• Work to do: Take each line containing "Class" and report it exactly as written.

• Available records:
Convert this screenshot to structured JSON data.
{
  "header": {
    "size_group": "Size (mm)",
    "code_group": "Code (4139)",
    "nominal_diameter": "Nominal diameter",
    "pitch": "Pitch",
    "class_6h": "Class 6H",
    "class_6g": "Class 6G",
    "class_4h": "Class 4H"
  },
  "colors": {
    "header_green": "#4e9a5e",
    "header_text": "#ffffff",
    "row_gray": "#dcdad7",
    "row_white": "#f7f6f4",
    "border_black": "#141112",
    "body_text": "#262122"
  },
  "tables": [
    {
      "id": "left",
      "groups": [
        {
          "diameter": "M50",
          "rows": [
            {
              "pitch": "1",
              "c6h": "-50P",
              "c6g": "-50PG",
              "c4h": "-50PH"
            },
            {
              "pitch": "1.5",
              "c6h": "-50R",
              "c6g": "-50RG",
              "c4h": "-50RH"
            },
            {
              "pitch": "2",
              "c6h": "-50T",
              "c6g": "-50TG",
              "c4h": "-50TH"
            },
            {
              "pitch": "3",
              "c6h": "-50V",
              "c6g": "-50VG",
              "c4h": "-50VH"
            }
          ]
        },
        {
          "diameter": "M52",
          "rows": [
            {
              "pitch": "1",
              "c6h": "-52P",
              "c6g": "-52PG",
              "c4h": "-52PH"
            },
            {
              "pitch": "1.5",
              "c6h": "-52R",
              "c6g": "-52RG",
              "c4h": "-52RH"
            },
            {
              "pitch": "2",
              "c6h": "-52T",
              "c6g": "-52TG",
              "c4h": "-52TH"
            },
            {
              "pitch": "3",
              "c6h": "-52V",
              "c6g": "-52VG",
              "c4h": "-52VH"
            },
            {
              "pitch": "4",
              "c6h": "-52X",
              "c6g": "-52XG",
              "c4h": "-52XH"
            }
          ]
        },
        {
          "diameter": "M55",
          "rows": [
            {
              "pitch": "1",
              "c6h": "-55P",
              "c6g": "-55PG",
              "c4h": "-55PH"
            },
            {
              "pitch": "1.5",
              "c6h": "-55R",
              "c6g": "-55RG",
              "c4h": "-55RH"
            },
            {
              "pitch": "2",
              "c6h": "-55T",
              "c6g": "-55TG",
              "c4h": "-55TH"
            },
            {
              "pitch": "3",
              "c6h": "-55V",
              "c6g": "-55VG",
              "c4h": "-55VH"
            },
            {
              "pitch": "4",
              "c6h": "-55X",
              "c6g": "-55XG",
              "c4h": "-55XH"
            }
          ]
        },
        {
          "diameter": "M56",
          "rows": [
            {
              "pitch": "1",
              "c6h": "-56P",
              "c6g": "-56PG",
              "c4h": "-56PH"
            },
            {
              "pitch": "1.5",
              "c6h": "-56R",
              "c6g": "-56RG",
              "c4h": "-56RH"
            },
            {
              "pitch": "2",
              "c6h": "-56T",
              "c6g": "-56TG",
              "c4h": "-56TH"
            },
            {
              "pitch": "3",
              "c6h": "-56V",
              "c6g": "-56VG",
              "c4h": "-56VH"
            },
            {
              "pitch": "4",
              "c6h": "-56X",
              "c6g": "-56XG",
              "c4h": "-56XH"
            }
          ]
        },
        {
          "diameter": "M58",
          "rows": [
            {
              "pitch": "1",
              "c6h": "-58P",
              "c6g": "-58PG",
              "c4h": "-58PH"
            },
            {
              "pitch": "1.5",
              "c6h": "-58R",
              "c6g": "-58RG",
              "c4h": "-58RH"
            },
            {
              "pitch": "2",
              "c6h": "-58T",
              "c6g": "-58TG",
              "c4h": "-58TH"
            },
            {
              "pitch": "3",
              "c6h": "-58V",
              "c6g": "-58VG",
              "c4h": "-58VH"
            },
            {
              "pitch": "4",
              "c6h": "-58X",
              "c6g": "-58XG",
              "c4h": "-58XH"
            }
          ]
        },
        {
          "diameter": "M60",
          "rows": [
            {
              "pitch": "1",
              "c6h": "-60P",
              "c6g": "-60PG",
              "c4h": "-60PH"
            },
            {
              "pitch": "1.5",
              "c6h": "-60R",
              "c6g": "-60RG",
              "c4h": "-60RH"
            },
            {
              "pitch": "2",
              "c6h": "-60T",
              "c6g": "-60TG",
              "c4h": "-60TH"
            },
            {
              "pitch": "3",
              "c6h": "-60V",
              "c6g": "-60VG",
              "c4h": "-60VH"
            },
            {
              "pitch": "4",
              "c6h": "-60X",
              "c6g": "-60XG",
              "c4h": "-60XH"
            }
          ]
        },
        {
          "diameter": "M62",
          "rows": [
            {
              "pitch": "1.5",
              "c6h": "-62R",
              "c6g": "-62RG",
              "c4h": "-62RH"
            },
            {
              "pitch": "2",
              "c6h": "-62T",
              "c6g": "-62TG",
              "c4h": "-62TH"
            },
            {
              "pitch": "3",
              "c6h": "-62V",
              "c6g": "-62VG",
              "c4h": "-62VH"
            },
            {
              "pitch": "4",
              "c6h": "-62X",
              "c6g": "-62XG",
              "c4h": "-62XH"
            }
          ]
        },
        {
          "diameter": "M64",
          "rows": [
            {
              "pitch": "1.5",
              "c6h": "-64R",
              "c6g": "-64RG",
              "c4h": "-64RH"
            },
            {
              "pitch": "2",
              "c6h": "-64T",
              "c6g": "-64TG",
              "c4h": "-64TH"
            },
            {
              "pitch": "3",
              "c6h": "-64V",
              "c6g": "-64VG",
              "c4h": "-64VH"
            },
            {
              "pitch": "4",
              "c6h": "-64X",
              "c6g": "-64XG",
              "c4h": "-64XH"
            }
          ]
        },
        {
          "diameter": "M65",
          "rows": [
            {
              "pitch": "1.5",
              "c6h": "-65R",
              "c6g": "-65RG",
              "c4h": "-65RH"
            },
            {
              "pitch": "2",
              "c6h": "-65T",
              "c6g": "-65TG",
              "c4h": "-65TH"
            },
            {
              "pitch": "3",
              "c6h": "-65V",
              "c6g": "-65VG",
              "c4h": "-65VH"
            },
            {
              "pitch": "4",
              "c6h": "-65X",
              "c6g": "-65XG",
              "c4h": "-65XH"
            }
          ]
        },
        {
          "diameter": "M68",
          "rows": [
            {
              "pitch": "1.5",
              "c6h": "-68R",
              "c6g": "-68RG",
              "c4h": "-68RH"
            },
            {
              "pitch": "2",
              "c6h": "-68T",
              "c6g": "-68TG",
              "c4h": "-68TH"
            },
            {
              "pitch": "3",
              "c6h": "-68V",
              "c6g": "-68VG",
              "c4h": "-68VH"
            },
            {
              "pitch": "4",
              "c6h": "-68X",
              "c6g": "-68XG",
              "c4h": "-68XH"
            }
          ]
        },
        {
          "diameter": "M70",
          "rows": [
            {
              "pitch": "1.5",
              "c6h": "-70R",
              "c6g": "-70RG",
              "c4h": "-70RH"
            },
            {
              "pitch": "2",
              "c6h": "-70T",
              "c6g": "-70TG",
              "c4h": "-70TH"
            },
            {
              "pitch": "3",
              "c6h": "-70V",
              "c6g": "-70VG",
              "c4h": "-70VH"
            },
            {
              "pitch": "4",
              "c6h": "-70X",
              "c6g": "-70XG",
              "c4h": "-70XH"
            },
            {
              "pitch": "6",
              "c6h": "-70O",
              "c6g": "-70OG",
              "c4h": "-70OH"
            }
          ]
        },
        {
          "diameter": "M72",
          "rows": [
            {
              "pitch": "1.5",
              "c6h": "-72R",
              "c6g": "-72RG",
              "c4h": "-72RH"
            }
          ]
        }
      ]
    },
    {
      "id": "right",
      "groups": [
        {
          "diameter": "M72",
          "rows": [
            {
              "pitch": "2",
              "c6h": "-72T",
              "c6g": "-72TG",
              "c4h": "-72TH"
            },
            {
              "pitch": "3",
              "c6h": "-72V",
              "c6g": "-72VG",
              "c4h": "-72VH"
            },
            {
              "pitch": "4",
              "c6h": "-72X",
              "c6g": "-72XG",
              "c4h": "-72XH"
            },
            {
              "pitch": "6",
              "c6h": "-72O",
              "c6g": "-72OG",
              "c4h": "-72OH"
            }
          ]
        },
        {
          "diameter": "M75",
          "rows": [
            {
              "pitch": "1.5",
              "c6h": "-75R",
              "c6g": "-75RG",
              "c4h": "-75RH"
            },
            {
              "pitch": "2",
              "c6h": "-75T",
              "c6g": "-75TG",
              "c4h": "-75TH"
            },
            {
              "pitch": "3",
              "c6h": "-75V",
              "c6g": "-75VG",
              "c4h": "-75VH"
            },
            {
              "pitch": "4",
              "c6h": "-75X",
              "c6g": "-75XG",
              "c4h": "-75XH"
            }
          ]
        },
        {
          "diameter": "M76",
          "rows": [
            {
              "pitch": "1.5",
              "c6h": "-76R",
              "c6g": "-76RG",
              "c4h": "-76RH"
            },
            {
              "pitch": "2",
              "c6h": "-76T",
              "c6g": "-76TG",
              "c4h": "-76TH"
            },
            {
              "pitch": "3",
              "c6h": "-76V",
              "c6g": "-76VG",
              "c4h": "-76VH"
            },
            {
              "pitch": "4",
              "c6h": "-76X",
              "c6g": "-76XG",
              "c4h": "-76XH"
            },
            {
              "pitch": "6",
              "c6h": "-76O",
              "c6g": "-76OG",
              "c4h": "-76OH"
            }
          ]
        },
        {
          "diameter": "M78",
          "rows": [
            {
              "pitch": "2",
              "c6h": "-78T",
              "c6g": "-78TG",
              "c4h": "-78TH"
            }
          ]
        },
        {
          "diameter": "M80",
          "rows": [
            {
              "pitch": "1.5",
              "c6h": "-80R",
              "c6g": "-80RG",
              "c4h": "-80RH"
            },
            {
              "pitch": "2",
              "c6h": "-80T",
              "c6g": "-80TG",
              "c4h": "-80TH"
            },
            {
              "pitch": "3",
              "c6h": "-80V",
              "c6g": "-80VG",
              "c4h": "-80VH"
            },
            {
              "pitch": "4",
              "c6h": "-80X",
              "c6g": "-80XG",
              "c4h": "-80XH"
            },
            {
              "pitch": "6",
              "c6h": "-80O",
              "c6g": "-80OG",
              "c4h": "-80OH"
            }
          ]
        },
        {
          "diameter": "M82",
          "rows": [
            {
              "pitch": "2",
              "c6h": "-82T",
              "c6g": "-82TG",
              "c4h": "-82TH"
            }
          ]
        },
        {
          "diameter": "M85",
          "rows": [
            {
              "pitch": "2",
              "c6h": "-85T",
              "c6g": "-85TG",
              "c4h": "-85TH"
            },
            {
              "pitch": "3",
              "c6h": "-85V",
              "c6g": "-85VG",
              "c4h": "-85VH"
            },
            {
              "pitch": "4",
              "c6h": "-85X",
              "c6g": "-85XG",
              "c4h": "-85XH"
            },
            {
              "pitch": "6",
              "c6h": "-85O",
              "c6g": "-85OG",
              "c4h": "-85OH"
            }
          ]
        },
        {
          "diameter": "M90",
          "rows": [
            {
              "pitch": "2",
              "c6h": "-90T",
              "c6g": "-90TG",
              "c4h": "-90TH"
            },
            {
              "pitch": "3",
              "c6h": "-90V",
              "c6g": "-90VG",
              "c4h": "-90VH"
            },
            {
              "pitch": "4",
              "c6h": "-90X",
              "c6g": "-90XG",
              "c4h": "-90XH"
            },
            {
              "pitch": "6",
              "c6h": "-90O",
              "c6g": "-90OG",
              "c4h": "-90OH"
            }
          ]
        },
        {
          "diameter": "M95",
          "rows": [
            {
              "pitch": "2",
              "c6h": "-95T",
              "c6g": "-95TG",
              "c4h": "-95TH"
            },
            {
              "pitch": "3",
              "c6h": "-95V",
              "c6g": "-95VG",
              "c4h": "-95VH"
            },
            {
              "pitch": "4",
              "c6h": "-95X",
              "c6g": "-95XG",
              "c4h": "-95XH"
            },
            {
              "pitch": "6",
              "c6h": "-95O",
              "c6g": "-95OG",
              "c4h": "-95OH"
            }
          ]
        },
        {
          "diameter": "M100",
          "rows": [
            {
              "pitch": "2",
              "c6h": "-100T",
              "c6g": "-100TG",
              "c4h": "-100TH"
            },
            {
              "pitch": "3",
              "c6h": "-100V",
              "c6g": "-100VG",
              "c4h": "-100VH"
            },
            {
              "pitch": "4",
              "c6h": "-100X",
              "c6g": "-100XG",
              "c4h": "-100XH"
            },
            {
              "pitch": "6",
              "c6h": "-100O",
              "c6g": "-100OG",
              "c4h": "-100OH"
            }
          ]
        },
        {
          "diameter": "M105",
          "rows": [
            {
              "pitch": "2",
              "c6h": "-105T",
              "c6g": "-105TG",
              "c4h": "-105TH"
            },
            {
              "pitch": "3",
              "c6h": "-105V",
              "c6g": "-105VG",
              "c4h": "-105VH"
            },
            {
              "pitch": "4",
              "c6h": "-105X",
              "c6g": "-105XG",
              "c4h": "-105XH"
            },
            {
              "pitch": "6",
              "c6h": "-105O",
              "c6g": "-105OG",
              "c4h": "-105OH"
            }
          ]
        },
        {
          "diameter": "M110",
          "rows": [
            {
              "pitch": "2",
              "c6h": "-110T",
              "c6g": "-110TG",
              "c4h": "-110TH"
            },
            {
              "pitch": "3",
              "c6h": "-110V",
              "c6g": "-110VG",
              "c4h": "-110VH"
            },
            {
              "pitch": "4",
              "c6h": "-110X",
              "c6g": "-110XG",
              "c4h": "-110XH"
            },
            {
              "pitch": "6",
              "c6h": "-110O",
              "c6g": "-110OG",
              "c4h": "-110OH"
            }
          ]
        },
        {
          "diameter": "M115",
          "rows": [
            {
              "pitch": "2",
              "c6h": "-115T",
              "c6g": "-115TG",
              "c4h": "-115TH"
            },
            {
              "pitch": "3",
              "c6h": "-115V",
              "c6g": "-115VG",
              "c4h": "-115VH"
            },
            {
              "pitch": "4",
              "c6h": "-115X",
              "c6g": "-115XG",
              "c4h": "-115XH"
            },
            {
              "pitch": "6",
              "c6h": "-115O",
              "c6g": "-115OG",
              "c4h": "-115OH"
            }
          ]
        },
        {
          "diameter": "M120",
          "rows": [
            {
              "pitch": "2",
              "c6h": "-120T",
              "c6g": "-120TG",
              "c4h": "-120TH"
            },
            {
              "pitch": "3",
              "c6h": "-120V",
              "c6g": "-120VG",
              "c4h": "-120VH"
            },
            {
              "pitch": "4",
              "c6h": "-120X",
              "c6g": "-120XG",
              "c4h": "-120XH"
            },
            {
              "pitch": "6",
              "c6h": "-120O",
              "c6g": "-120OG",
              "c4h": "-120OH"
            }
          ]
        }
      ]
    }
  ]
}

• Response to the exercise:
    "class_6h": "Class 6H",
    "class_6g": "Class 6G",
    "class_4h": "Class 4H"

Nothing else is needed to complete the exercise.